(Collected data entries)
= = = = =

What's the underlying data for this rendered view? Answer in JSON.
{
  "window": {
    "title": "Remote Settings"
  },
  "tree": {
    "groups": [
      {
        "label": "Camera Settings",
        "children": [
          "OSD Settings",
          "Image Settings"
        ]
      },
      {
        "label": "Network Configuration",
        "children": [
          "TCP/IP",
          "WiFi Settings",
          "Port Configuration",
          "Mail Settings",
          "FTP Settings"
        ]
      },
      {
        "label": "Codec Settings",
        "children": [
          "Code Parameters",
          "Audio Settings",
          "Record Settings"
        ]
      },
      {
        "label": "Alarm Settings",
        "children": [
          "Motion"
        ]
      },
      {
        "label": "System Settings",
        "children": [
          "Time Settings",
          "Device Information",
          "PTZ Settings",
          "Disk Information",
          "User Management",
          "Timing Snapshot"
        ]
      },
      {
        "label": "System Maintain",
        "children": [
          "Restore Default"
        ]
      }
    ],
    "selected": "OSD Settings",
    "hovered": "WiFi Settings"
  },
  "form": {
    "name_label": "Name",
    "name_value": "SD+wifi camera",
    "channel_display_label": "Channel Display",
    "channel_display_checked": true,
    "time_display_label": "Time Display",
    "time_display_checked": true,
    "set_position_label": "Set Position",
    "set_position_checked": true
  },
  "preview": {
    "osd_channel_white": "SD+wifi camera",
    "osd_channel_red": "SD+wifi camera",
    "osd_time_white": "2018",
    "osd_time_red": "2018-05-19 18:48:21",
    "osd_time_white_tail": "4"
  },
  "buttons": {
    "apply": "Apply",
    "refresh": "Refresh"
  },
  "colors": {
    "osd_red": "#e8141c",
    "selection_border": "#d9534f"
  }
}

= = = = =

Write out every record shown above, word for word.

◆ COMPLETED TASK:
What's the underlying data for this rendered view? Answer in JSON.
{
  "window": {
    "title": "Remote Settings"
  },
  "tree": {
    "groups": [
      {
        "label": "Camera Settings",
        "children": [
          "OSD Settings",
          "Image Settings"
        ]
      },
      {
        "label": "Network Configuration",
        "children": [
          "TCP/IP",
          "WiFi Settings",
          "Port Configuration",
          "Mail Settings",
          "FTP Settings"
        ]
      },
      {
        "label": "Codec Settings",
        "children": [
          "Code Parameters",
          "Audio Settings",
          "Record Settings"
        ]
      },
      {
        "label": "Alarm Settings",
        "children": [
          "Motion"
        ]
      },
      {
        "label": "System Settings",
        "children": [
          "Time Settings",
          "Device Information",
          "PTZ Settings",
          "Disk Information",
          "User Management",
          "Timing Snapshot"
        ]
      },
      {
        "label": "System Maintain",
        "children": [
          "Restore Default"
        ]
      }
    ],
    "selected": "OSD Settings",
    "hovered": "WiFi Settings"
  },
  "form": {
    "name_label": "Name",
    "name_value": "SD+wifi camera",
    "channel_display_label": "Channel Display",
    "channel_display_checked": true,
    "time_display_label": "Time Display",
    "time_display_checked": true,
    "set_position_label": "Set Position",
    "set_position_checked": true
  },
  "preview": {
    "osd_channel_white": "SD+wifi camera",
    "osd_channel_red": "SD+wifi camera",
    "osd_time_white": "2018",
    "osd_time_red": "2018-05-19 18:48:21",
    "osd_time_white_tail": "4"
  },
  "buttons": {
    "apply": "Apply",
    "refresh": "Refresh"
  },
  "colors": {
    "osd_red": "#e8141c",
    "selection_border": "#d9534f"
  }
}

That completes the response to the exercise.